Given exercise A:
Write out the part of the currency market commentary below starting with "No respite for" and going on through "declining business confidence.".
Given exercise B:
In the currency market commentary below, what level did Germany's flash composite PMI fall to in September?

Document excerpt:
------------------------------------------------------------
No respite for EUR as euro area data signals deepening recession risks  

  • EUR: European Commission’s flash estimate of consumer confidence drops to an all-time low of -28.8 in September, some 3.6 standard deviations below its historical average. Despite significant government measures taken to protect households from the high cost of energy, tightening labor markets and rising wage growth, it seems that recession fears, coupled with the possibility of energy restrictions, ECB rate hikes and intensification of the cost of living crisis are impacting household confidence going into autumn that is ultimately also likely to feed into sharply declining business confidence.
  • EUR: Euro area September PMIs: Recession in Germany, stagnation overall – the eurozone composite PMI falls by 0.7 point to a 20-month low of 48.2 in September according to data compiled by Markit, matching consensus forecasts. Both the manufacturing and services PMIs fall in September, by 1.1 point and 0.9 point to a 27-month low of 48.5 and a 19-month low of 48.9 respectively, slightly undershooting expectations. The flash composite measure of PMI rises in France by 0.8 points to a two-month high of 51.2 in September but falls in Germany by one point to a 28-month low of 45.9, indicating that private sector activity in the euro area’s largest economy has contracted meaningfully in the final month of Q3.

US economic outperformance vs rest of the world continues to drive flows into USD

  • USD: In data released Friday, the US S&P Manufacturing PMI is little changed for September, rising modestly to 51.8 compared to 51.5 the prior month. Output remains slightly in contractionary territory at 49.5 but new orders jump to 50.9, indicating expansion. The employment index also bumps up to 53.4 from 51.1 and the supplier delivery times index improves to 41.7 from 38.9 the prior month, but still indicating slowing delivery times. The input prices index drops to 64.1 but the output price index rises a touch to 63.5. Meanwhile, the Services PMI index jumps to 49.3 from 44.6 the prior month – while still in contractionary territory, new business activity moves back into expansion at 51.3 but the employment index falls slightly to 52.2 though still in expansionary territory. The backlog of works index, which has been below 50 for the last three months, also rises to 50.7 this month (from 45.6 the prior month). Both input and output prices however decline modestly while still well above 50.
------------------------------------------------------------
Dataset excerpts:
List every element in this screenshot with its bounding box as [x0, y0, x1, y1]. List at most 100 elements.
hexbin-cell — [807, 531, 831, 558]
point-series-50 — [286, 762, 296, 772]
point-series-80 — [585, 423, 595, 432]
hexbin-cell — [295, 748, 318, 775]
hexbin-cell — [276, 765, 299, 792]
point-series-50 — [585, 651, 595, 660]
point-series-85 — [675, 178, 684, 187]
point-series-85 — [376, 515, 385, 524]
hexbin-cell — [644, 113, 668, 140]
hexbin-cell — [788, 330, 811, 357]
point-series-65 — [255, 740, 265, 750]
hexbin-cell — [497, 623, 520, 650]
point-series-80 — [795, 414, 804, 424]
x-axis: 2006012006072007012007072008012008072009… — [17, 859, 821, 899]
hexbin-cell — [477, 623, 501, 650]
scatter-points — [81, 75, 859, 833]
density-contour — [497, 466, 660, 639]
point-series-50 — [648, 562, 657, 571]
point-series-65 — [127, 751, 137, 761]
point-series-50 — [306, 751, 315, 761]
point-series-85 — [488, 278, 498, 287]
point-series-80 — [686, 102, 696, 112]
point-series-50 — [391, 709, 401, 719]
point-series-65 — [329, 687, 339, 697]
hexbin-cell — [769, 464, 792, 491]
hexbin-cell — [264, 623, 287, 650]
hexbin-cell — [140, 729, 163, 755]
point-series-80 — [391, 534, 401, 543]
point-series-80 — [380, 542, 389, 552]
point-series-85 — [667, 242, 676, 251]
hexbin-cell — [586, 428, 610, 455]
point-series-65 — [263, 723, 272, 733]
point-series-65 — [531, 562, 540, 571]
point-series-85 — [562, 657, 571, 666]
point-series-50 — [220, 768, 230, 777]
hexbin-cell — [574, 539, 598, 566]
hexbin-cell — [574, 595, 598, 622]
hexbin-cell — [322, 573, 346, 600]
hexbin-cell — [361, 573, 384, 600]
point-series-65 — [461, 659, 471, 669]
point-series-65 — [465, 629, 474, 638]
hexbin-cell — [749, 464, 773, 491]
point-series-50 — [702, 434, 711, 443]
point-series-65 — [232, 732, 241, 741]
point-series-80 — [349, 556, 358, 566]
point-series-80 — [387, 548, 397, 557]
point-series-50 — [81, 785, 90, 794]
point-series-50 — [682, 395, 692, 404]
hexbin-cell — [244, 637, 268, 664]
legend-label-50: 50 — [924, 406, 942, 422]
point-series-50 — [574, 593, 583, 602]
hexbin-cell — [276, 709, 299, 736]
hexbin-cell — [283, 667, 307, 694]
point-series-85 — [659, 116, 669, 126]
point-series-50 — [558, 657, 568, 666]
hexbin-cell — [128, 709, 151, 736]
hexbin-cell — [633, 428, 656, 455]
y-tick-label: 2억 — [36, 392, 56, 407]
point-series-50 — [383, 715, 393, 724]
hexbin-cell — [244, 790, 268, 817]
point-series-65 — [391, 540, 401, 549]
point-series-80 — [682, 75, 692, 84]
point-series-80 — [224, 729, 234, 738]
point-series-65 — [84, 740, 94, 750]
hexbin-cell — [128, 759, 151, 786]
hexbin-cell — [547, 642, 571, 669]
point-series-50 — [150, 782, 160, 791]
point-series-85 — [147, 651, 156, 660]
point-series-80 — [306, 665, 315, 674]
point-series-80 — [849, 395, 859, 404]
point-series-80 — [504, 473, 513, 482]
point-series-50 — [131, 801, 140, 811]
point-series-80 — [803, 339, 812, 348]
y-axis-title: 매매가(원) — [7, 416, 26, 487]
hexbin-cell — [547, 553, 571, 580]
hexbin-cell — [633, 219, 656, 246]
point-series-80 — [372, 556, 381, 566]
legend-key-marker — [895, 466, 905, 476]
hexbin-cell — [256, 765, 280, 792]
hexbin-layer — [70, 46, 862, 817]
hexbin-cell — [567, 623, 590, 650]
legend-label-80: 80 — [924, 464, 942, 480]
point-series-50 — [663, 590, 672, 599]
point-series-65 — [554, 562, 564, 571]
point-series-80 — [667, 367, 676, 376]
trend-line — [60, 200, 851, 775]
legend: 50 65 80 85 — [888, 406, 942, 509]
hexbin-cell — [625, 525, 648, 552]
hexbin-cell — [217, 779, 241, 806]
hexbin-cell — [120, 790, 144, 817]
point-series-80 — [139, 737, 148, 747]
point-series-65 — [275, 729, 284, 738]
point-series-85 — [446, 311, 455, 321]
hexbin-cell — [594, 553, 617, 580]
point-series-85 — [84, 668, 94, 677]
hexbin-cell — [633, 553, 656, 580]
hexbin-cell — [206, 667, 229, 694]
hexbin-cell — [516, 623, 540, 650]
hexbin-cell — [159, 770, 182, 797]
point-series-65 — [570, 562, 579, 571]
------------------------------------------------------------
Worked solution A:
No respite for EUR as euro area data signals deepening recession risks  

  • EUR: European Commission’s flash estimate of consumer confidence drops to an all-time low of -28.8 in September, some 3.6 standard deviations below its historical average. Despite significant government measures taken to protect households from the high cost of energy, tightening labor markets and rising wage growth, it seems that recession fears, coupled with the possibility of energy restrictions, ECB rate hikes and intensification of the cost of living crisis are impacting household confidence going into autumn that is ultimately also likely to feed into sharply declining business confidence.

Worked solution B:
It fell by one point to 45.9, a 28-month low.